┌─ Available records
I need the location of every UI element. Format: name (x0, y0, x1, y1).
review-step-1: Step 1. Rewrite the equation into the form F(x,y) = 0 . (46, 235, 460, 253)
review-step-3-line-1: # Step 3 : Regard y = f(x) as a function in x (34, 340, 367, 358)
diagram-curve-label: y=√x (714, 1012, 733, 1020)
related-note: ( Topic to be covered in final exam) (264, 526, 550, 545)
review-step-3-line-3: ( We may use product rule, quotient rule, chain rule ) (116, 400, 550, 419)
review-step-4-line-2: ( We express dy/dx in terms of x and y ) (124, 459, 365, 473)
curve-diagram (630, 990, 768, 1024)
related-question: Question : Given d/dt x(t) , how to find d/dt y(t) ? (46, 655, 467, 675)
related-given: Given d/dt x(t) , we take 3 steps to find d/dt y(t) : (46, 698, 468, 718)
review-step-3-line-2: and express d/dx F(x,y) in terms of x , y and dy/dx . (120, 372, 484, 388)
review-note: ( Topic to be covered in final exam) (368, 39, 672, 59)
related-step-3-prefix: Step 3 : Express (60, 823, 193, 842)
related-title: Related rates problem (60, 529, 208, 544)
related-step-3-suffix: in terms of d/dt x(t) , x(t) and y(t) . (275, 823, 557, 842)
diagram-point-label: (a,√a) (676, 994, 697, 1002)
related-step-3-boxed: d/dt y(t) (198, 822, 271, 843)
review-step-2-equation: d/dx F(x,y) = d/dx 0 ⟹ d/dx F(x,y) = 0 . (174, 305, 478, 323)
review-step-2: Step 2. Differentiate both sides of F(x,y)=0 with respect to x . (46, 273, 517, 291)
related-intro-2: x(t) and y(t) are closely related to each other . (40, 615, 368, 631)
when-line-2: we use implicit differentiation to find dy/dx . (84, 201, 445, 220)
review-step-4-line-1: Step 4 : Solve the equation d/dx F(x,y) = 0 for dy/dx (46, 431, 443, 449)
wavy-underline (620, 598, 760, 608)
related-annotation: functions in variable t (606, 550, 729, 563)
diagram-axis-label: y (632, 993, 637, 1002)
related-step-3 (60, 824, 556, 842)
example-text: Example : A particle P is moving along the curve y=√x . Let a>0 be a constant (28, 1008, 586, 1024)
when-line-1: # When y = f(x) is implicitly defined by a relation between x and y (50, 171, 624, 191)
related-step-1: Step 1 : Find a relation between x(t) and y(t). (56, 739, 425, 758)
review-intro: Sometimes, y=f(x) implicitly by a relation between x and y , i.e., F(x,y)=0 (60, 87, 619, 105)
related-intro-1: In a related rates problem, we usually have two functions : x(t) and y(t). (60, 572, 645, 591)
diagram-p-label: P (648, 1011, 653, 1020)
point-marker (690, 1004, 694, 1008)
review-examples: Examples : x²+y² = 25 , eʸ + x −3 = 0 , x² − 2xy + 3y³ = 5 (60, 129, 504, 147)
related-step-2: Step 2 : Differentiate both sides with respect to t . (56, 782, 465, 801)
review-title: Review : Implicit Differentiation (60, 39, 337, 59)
└─
**What the task asks**
Convert the entries from the first one through the entry containing "review-step-3-line-2: and express" into a numbered list, omitting blank lines.

**Full answer**
1. I need the location of every UI element. Format: name (x0, y0, x1, y1).
2. review-step-1: Step 1. Rewrite the equation into the form F(x,y) = 0 . (46, 235, 460, 253)
3. review-step-3-line-1: # Step 3 : Regard y = f(x) as a function in x (34, 340, 367, 358)
4. diagram-curve-label: y=√x (714, 1012, 733, 1020)
5. related-note: ( Topic to be covered in final exam) (264, 526, 550, 545)
6. review-step-3-line-3: ( We may use product rule, quotient rule, chain rule ) (116, 400, 550, 419)
7. review-step-4-line-2: ( We express dy/dx in terms of x and y ) (124, 459, 365, 473)
8. curve-diagram (630, 990, 768, 1024)
9. related-question: Question : Given d/dt x(t) , how to find d/dt y(t) ? (46, 655, 467, 675)
10. related-given: Given d/dt x(t) , we take 3 steps to find d/dt y(t) : (46, 698, 468, 718)
11. review-step-3-line-2: and express d/dx F(x,y) in terms of x , y and dy/dx . (120, 372, 484, 388)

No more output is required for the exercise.